Directions for this task> State how many lines contain the string "заменить", and write nothing else.

Collected data entries>

- - - -

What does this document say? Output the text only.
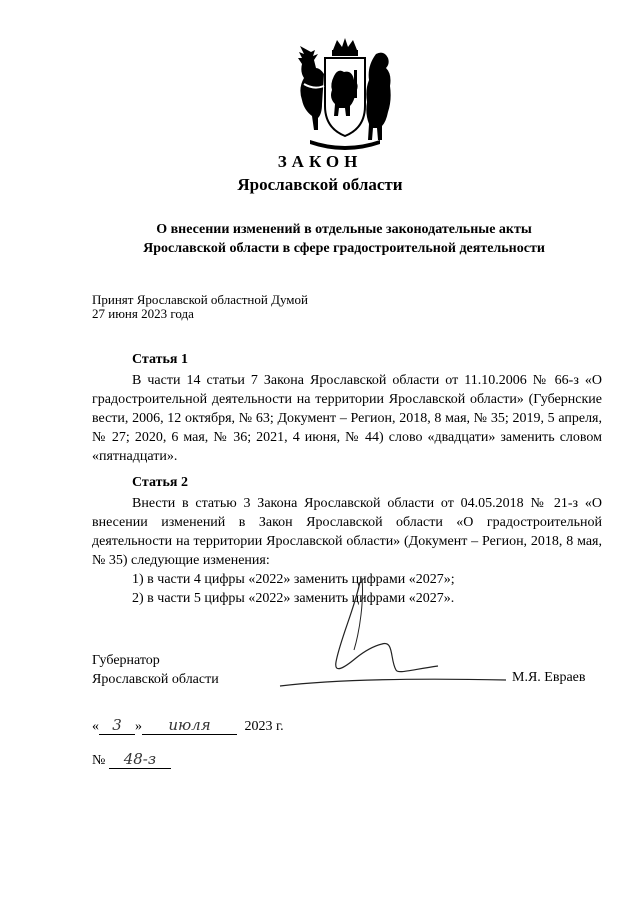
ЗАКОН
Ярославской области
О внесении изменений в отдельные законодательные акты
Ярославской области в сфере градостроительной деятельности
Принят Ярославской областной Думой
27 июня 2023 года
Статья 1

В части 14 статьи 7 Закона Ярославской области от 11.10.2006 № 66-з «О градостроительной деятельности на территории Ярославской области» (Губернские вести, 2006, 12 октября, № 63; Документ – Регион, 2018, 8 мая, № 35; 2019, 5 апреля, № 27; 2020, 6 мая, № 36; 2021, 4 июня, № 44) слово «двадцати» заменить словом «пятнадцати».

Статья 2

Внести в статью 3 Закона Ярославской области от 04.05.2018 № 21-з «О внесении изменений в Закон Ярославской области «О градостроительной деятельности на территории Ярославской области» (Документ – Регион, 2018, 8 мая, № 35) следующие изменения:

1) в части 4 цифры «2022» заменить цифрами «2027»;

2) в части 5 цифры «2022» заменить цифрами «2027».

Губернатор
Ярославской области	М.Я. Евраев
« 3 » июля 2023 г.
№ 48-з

- - - -

Exercise result> 3